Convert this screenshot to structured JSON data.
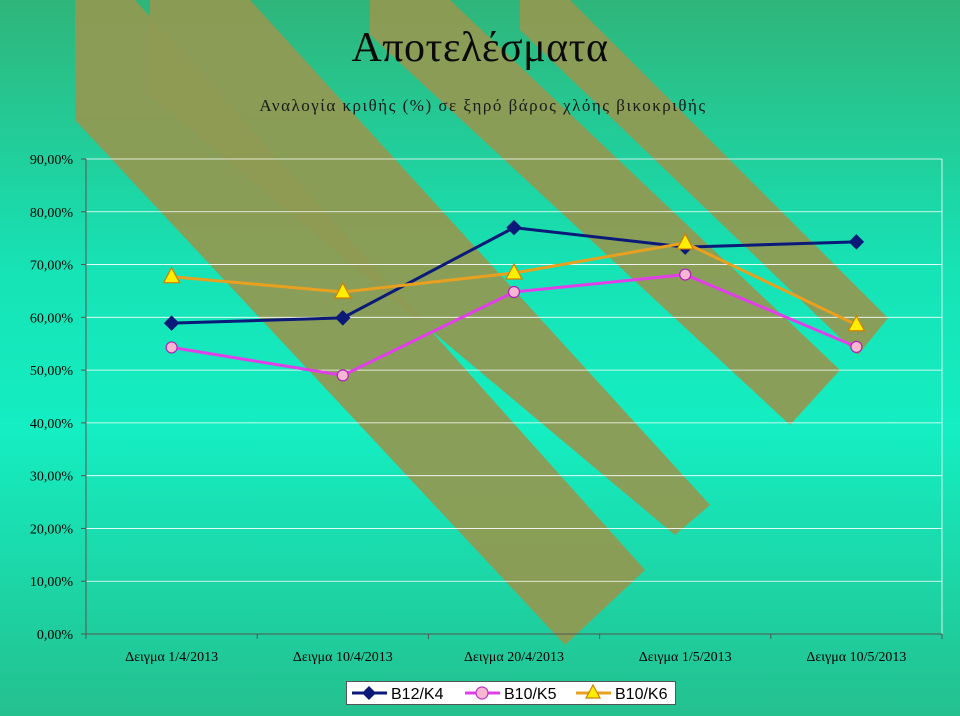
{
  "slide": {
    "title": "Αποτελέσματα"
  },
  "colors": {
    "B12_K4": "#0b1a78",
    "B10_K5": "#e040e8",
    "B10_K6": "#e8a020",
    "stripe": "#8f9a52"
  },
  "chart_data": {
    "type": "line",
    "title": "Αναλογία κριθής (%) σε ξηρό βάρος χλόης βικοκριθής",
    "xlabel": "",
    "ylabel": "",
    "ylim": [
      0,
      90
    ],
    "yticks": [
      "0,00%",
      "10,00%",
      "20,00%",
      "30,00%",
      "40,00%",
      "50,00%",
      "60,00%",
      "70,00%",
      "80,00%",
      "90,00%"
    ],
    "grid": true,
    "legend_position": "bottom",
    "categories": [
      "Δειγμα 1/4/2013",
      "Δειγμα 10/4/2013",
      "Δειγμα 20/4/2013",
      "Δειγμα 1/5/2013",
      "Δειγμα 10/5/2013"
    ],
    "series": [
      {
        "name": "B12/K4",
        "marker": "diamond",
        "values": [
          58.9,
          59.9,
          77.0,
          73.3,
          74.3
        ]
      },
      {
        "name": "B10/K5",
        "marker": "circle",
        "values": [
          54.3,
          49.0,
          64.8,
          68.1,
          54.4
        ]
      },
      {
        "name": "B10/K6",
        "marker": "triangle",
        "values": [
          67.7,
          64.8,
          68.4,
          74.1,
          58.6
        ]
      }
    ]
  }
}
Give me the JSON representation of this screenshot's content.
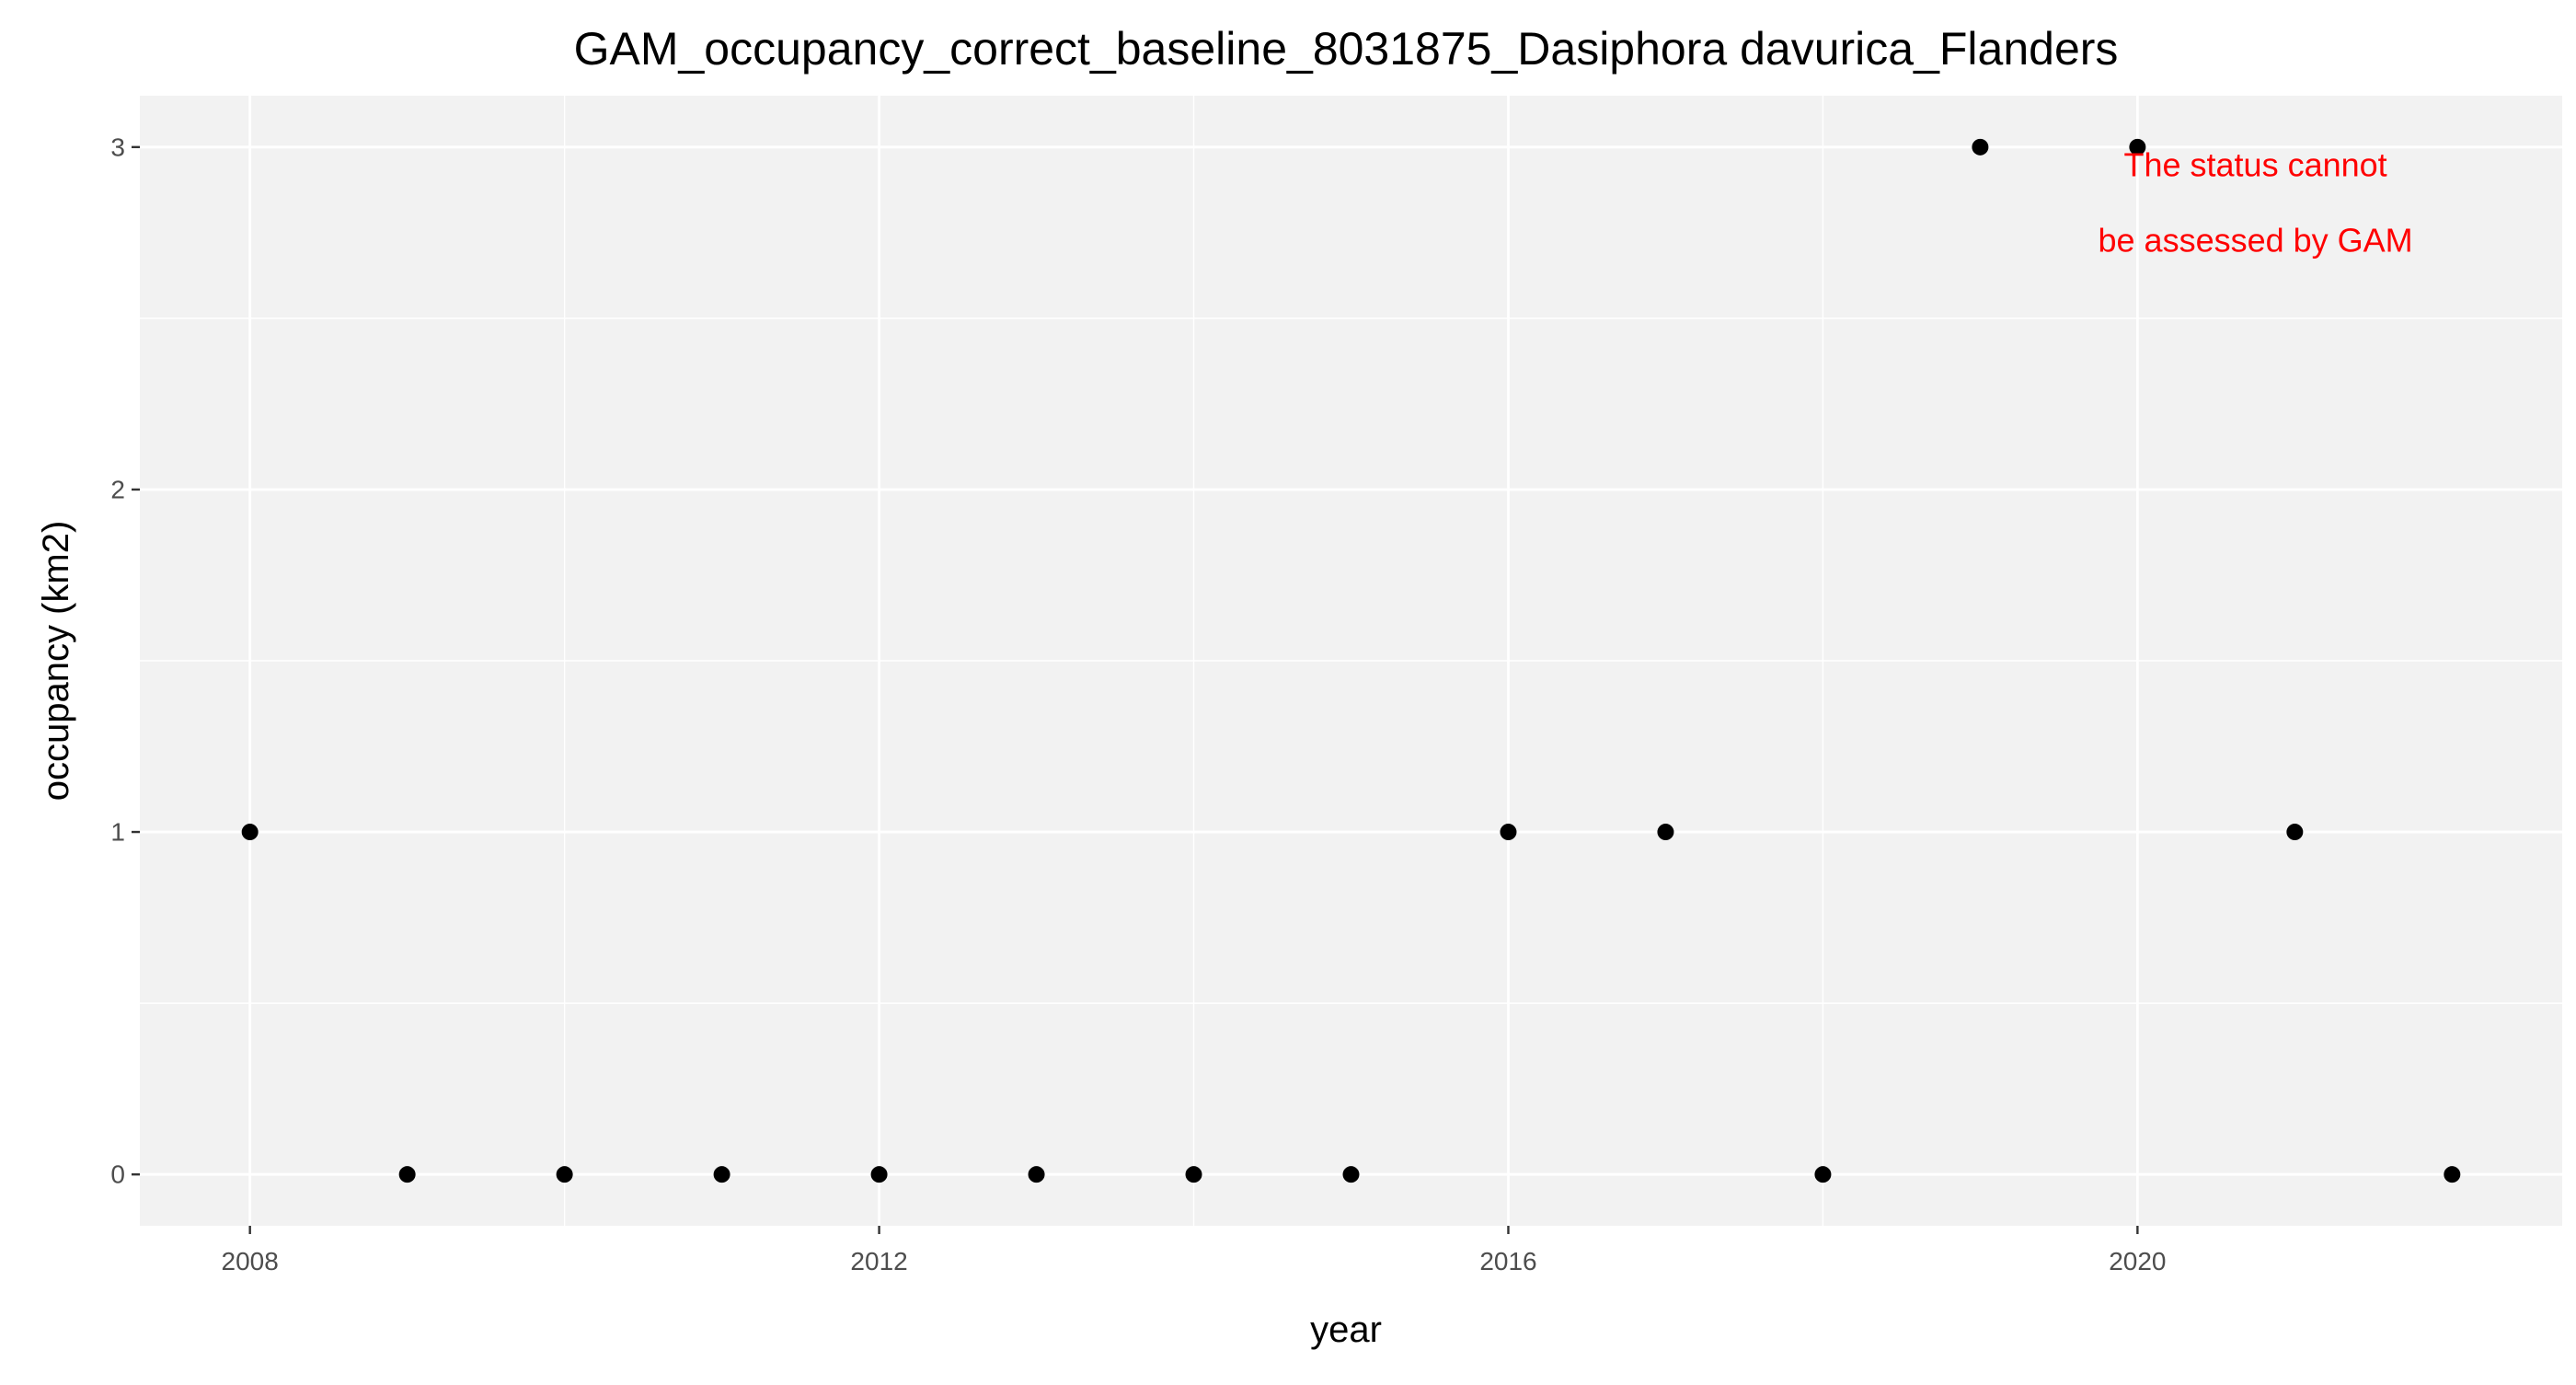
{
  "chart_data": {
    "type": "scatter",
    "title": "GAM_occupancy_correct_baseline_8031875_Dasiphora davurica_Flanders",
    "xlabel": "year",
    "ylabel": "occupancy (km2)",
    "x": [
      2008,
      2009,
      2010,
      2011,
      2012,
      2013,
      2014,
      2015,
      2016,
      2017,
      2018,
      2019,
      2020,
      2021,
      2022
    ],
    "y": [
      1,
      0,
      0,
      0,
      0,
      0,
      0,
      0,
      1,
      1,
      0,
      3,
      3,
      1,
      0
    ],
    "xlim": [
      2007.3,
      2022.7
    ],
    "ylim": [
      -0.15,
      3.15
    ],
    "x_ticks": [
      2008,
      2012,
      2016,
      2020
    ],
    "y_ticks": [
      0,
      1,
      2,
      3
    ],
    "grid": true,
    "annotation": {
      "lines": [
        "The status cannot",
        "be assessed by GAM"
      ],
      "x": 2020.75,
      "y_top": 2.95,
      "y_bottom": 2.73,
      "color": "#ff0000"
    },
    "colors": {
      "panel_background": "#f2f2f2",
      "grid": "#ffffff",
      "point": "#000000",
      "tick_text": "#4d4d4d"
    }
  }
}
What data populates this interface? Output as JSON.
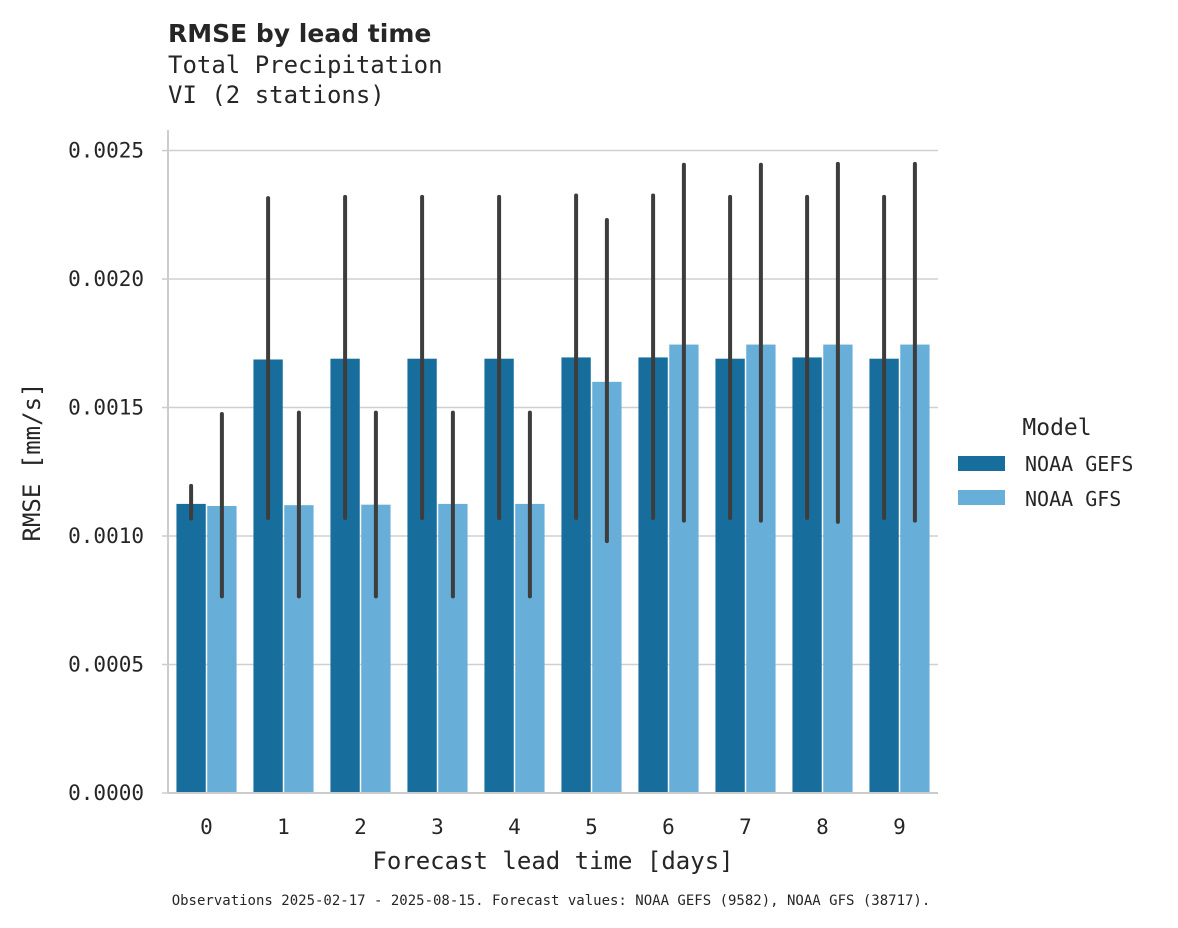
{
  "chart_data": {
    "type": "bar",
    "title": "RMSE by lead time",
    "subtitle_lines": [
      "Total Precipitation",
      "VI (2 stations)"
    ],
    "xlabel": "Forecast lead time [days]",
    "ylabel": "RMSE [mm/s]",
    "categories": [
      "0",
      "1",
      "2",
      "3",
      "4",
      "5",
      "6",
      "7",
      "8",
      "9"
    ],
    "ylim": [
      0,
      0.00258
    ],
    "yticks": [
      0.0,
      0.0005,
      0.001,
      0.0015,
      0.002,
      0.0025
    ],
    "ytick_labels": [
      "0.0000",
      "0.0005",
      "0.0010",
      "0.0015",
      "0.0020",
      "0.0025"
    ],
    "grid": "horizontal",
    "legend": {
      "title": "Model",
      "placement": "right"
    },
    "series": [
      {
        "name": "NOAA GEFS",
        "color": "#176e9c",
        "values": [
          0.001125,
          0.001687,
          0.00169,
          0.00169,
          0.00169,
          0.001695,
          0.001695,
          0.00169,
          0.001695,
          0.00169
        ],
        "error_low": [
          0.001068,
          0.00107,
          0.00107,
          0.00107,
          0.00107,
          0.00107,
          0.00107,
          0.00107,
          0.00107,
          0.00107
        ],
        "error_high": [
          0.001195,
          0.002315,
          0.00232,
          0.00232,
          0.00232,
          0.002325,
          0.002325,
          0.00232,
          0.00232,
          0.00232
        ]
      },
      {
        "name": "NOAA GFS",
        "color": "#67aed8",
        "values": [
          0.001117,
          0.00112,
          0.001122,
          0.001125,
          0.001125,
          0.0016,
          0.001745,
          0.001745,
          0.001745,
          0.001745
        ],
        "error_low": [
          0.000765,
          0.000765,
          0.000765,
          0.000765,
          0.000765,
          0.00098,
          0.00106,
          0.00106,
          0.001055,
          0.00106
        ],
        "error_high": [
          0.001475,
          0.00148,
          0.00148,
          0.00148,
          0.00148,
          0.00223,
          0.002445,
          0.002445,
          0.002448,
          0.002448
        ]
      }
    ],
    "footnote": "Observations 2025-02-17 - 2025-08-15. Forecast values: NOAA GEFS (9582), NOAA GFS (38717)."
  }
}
########
> _Exercise details_:
All of the records above must be copied exactly, except for the pictures.

> _Complete output_:
Convert this screenshot to structured JSON data.
{
  "slide": {
    "title": "Αποτελέσματα"
  },
  "colors": {
    "B12_K4": "#0b1a78",
    "B10_K5": "#e040e8",
    "B10_K6": "#e8a020",
    "stripe": "#8f9a52"
  },
  "chart_data": {
    "type": "line",
    "title": "Αναλογία κριθής (%) σε ξηρό βάρος χλόης βικοκριθής",
    "xlabel": "",
    "ylabel": "",
    "ylim": [
      0,
      90
    ],
    "yticks": [
      "0,00%",
      "10,00%",
      "20,00%",
      "30,00%",
      "40,00%",
      "50,00%",
      "60,00%",
      "70,00%",
      "80,00%",
      "90,00%"
    ],
    "grid": true,
    "legend_position": "bottom",
    "categories": [
      "Δειγμα 1/4/2013",
      "Δειγμα 10/4/2013",
      "Δειγμα 20/4/2013",
      "Δειγμα 1/5/2013",
      "Δειγμα 10/5/2013"
    ],
    "series": [
      {
        "name": "B12/K4",
        "marker": "diamond",
        "values": [
          58.9,
          59.9,
          77.0,
          73.3,
          74.3
        ]
      },
      {
        "name": "B10/K5",
        "marker": "circle",
        "values": [
          54.3,
          49.0,
          64.8,
          68.1,
          54.4
        ]
      },
      {
        "name": "B10/K6",
        "marker": "triangle",
        "values": [
          67.7,
          64.8,
          68.4,
          74.1,
          58.6
        ]
      }
    ]
  }
}
Give me the JSON representation of this screenshot's content.
{
  "chart_data": {
    "type": "scatter",
    "title": "GAM_occupancy_correct_baseline_8031875_Dasiphora davurica_Flanders",
    "xlabel": "year",
    "ylabel": "occupancy (km2)",
    "x": [
      2008,
      2009,
      2010,
      2011,
      2012,
      2013,
      2014,
      2015,
      2016,
      2017,
      2018,
      2019,
      2020,
      2021,
      2022
    ],
    "y": [
      1,
      0,
      0,
      0,
      0,
      0,
      0,
      0,
      1,
      1,
      0,
      3,
      3,
      1,
      0
    ],
    "xlim": [
      2007.3,
      2022.7
    ],
    "ylim": [
      -0.15,
      3.15
    ],
    "x_ticks": [
      2008,
      2012,
      2016,
      2020
    ],
    "y_ticks": [
      0,
      1,
      2,
      3
    ],
    "grid": true,
    "annotation": {
      "lines": [
        "The status cannot",
        "be assessed by GAM"
      ],
      "x": 2020.75,
      "y_top": 2.95,
      "y_bottom": 2.73,
      "color": "#ff0000"
    },
    "colors": {
      "panel_background": "#f2f2f2",
      "grid": "#ffffff",
      "point": "#000000",
      "tick_text": "#4d4d4d"
    }
  }
}
What data populates this interface? Output as JSON.
{
  "chart_data": {
    "type": "bar",
    "title": "RMSE by lead time",
    "subtitle_lines": [
      "Total Precipitation",
      "VI (2 stations)"
    ],
    "xlabel": "Forecast lead time [days]",
    "ylabel": "RMSE [mm/s]",
    "categories": [
      "0",
      "1",
      "2",
      "3",
      "4",
      "5",
      "6",
      "7",
      "8",
      "9"
    ],
    "ylim": [
      0,
      0.00258
    ],
    "yticks": [
      0.0,
      0.0005,
      0.001,
      0.0015,
      0.002,
      0.0025
    ],
    "ytick_labels": [
      "0.0000",
      "0.0005",
      "0.0010",
      "0.0015",
      "0.0020",
      "0.0025"
    ],
    "grid": "horizontal",
    "legend": {
      "title": "Model",
      "placement": "right"
    },
    "series": [
      {
        "name": "NOAA GEFS",
        "color": "#176e9c",
        "values": [
          0.001125,
          0.001687,
          0.00169,
          0.00169,
          0.00169,
          0.001695,
          0.001695,
          0.00169,
          0.001695,
          0.00169
        ],
        "error_low": [
          0.001068,
          0.00107,
          0.00107,
          0.00107,
          0.00107,
          0.00107,
          0.00107,
          0.00107,
          0.00107,
          0.00107
        ],
        "error_high": [
          0.001195,
          0.002315,
          0.00232,
          0.00232,
          0.00232,
          0.002325,
          0.002325,
          0.00232,
          0.00232,
          0.00232
        ]
      },
      {
        "name": "NOAA GFS",
        "color": "#67aed8",
        "values": [
          0.001117,
          0.00112,
          0.001122,
          0.001125,
          0.001125,
          0.0016,
          0.001745,
          0.001745,
          0.001745,
          0.001745
        ],
        "error_low": [
          0.000765,
          0.000765,
          0.000765,
          0.000765,
          0.000765,
          0.00098,
          0.00106,
          0.00106,
          0.001055,
          0.00106
        ],
        "error_high": [
          0.001475,
          0.00148,
          0.00148,
          0.00148,
          0.00148,
          0.00223,
          0.002445,
          0.002445,
          0.002448,
          0.002448
        ]
      }
    ],
    "footnote": "Observations 2025-02-17 - 2025-08-15. Forecast values: NOAA GEFS (9582), NOAA GFS (38717)."
  }
}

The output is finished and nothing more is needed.